━━━ PROVIDED INFORMATION ━━━
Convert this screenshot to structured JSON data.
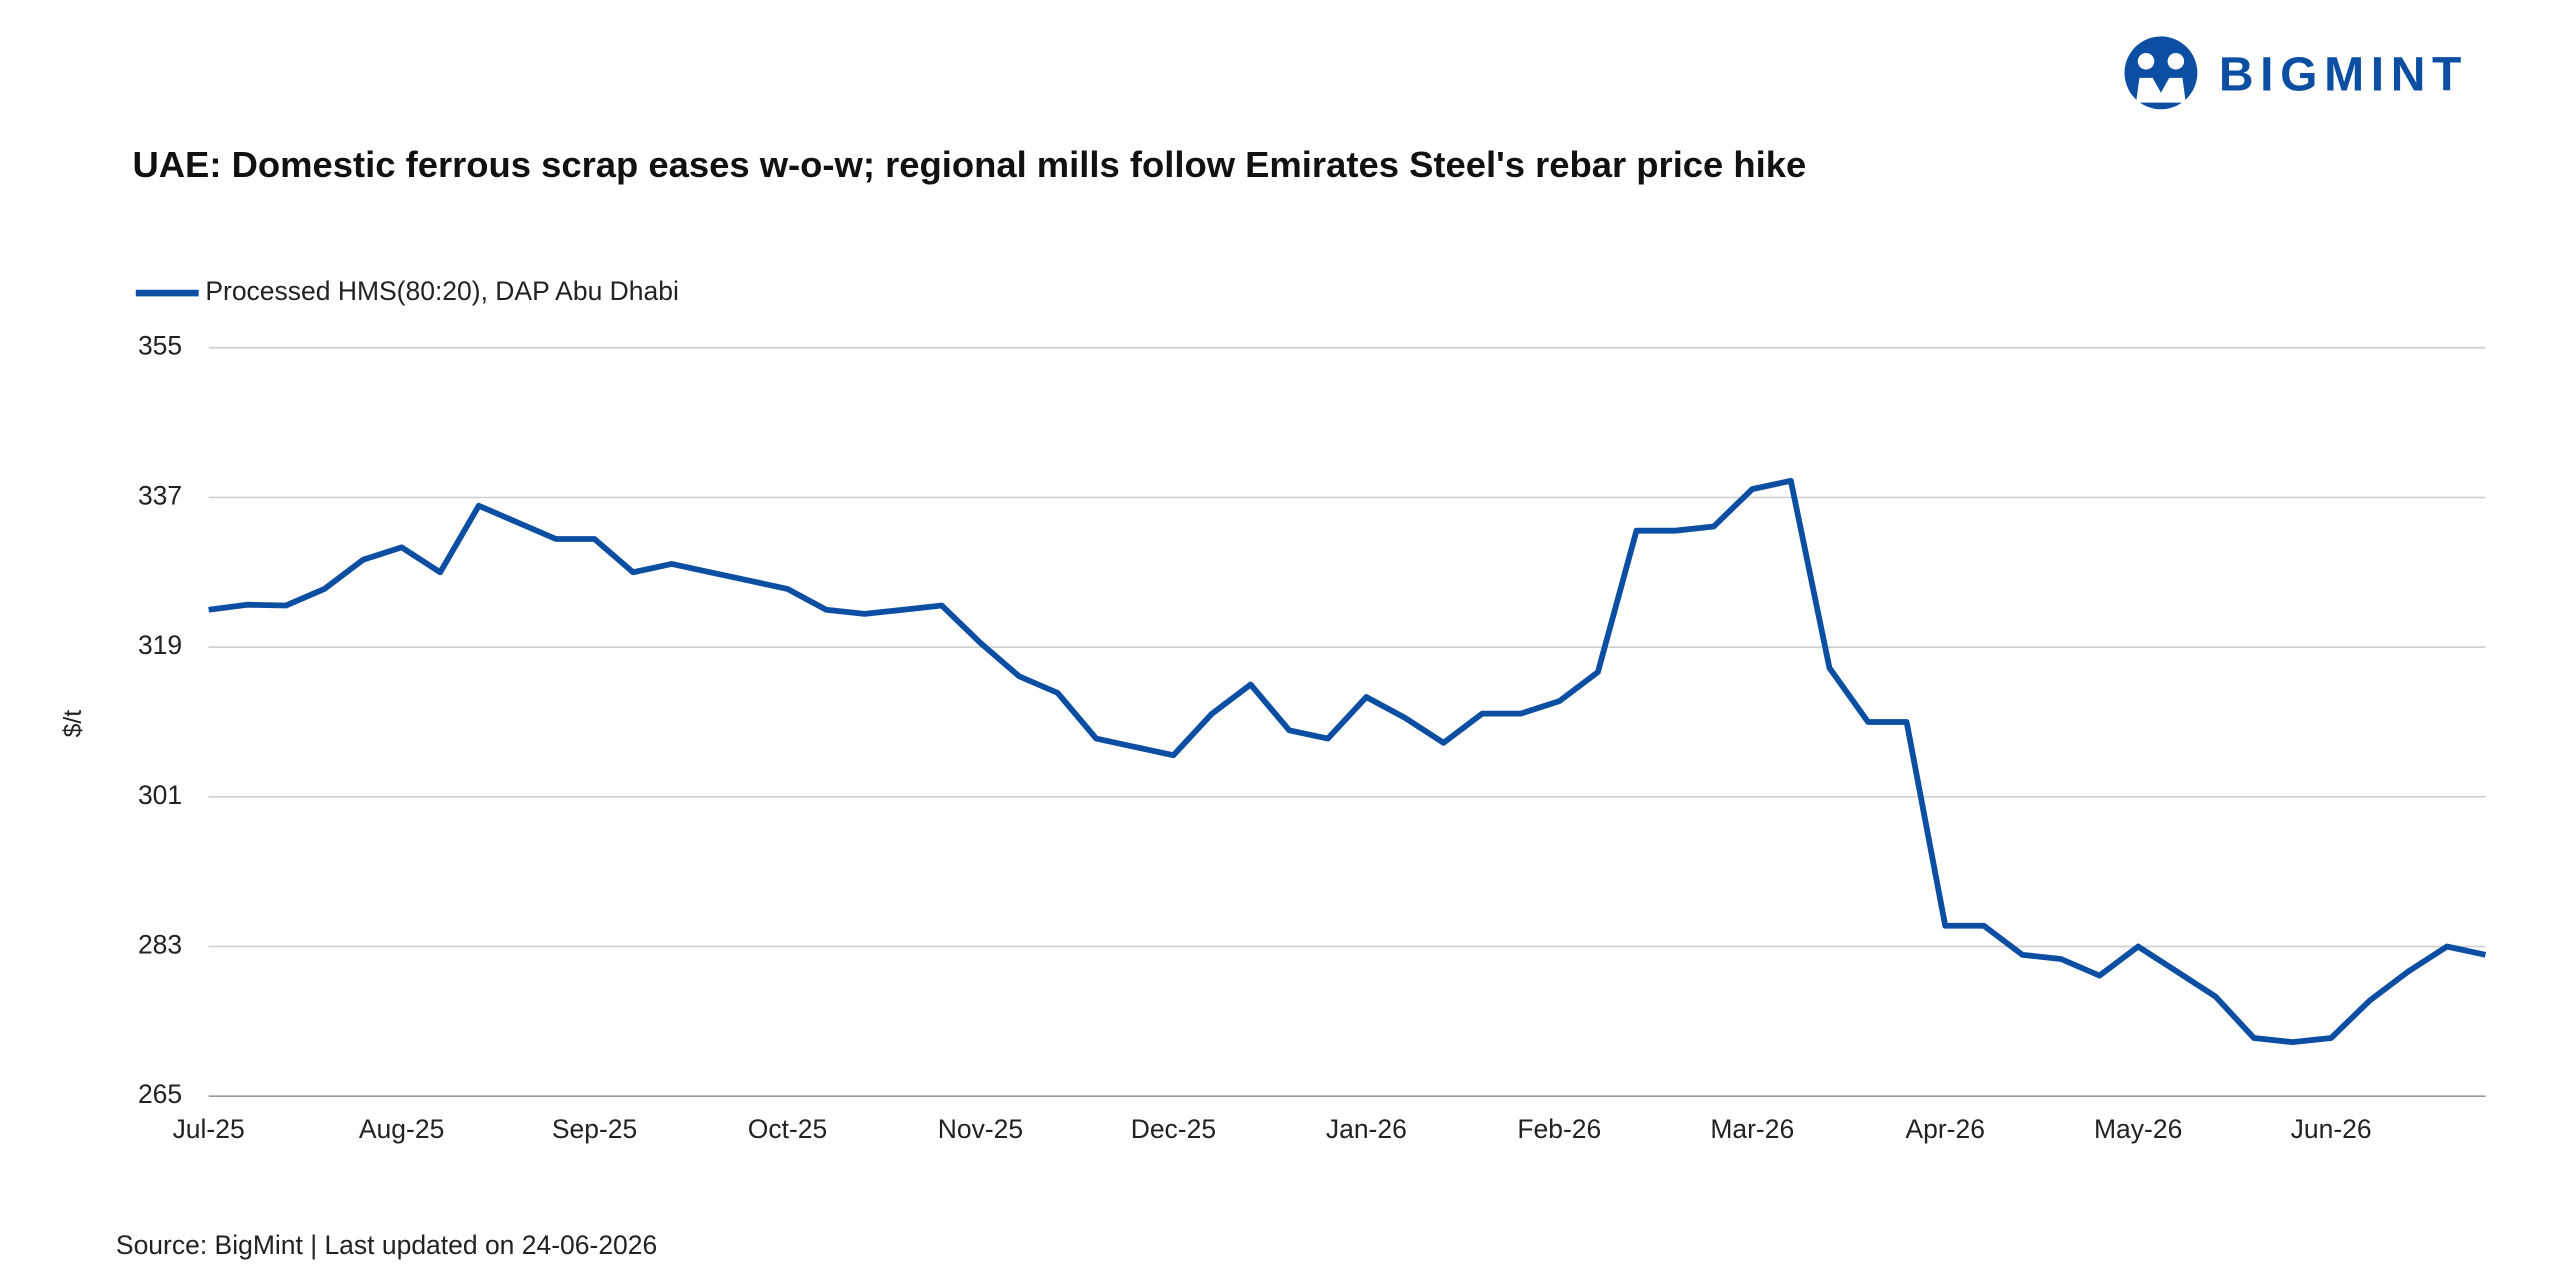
{
  "brand": "BIGMINT",
  "source": "Source: BigMint | Last updated on 24-06-2026",
  "chart_data": {
    "type": "line",
    "title": "UAE: Domestic ferrous scrap eases w-o-w; regional mills follow Emirates Steel's rebar price hike",
    "y_label": "$/t",
    "legend": "top-left",
    "grid": true,
    "categories": [
      "Jul-25",
      null,
      null,
      null,
      null,
      "Aug-25",
      null,
      null,
      null,
      null,
      "Sep-25",
      null,
      null,
      null,
      null,
      "Oct-25",
      null,
      null,
      null,
      null,
      "Nov-25",
      null,
      null,
      null,
      null,
      "Dec-25",
      null,
      null,
      null,
      null,
      "Jan-26",
      null,
      null,
      null,
      null,
      "Feb-26",
      null,
      null,
      null,
      null,
      "Mar-26",
      null,
      null,
      null,
      null,
      "Apr-26",
      null,
      null,
      null,
      null,
      "May-26",
      null,
      null,
      null,
      null,
      "Jun-26",
      null,
      null,
      null,
      null
    ],
    "series": [
      {
        "name": "Processed HMS(80:20), DAP Abu Dhabi",
        "color": "#0b4ea2",
        "values": [
          323.5,
          324.1,
          324,
          326,
          329.5,
          331,
          328,
          336,
          334,
          332,
          332,
          328,
          329,
          328,
          327,
          326,
          323.5,
          323,
          323.5,
          324,
          319.5,
          315.5,
          313.5,
          308,
          307,
          306,
          311,
          314.5,
          309,
          308,
          313,
          310.5,
          307.5,
          311,
          311,
          312.5,
          316,
          333,
          333,
          333.5,
          338,
          339,
          316.5,
          310,
          310,
          285.5,
          285.5,
          282,
          281.5,
          279.5,
          283,
          280,
          277,
          272,
          271.5,
          272,
          276.5,
          280,
          283,
          282
        ]
      }
    ],
    "ylim": [
      265,
      355
    ],
    "yticks": [
      265,
      283,
      301,
      319,
      337,
      355
    ]
  }
}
━━━
> EXERCISE REQUIREMENTS:
Every record above should be written out again exactly; the pictures stay out of the copy.

> EXPECTED OUTPUT:
Convert this screenshot to structured JSON data.
{
  "brand": "BIGMINT",
  "source": "Source: BigMint | Last updated on 24-06-2026",
  "chart_data": {
    "type": "line",
    "title": "UAE: Domestic ferrous scrap eases w-o-w; regional mills follow Emirates Steel's rebar price hike",
    "y_label": "$/t",
    "legend": "top-left",
    "grid": true,
    "categories": [
      "Jul-25",
      null,
      null,
      null,
      null,
      "Aug-25",
      null,
      null,
      null,
      null,
      "Sep-25",
      null,
      null,
      null,
      null,
      "Oct-25",
      null,
      null,
      null,
      null,
      "Nov-25",
      null,
      null,
      null,
      null,
      "Dec-25",
      null,
      null,
      null,
      null,
      "Jan-26",
      null,
      null,
      null,
      null,
      "Feb-26",
      null,
      null,
      null,
      null,
      "Mar-26",
      null,
      null,
      null,
      null,
      "Apr-26",
      null,
      null,
      null,
      null,
      "May-26",
      null,
      null,
      null,
      null,
      "Jun-26",
      null,
      null,
      null,
      null
    ],
    "series": [
      {
        "name": "Processed HMS(80:20), DAP Abu Dhabi",
        "color": "#0b4ea2",
        "values": [
          323.5,
          324.1,
          324,
          326,
          329.5,
          331,
          328,
          336,
          334,
          332,
          332,
          328,
          329,
          328,
          327,
          326,
          323.5,
          323,
          323.5,
          324,
          319.5,
          315.5,
          313.5,
          308,
          307,
          306,
          311,
          314.5,
          309,
          308,
          313,
          310.5,
          307.5,
          311,
          311,
          312.5,
          316,
          333,
          333,
          333.5,
          338,
          339,
          316.5,
          310,
          310,
          285.5,
          285.5,
          282,
          281.5,
          279.5,
          283,
          280,
          277,
          272,
          271.5,
          272,
          276.5,
          280,
          283,
          282
        ]
      }
    ],
    "ylim": [
      265,
      355
    ],
    "yticks": [
      265,
      283,
      301,
      319,
      337,
      355
    ]
  }
}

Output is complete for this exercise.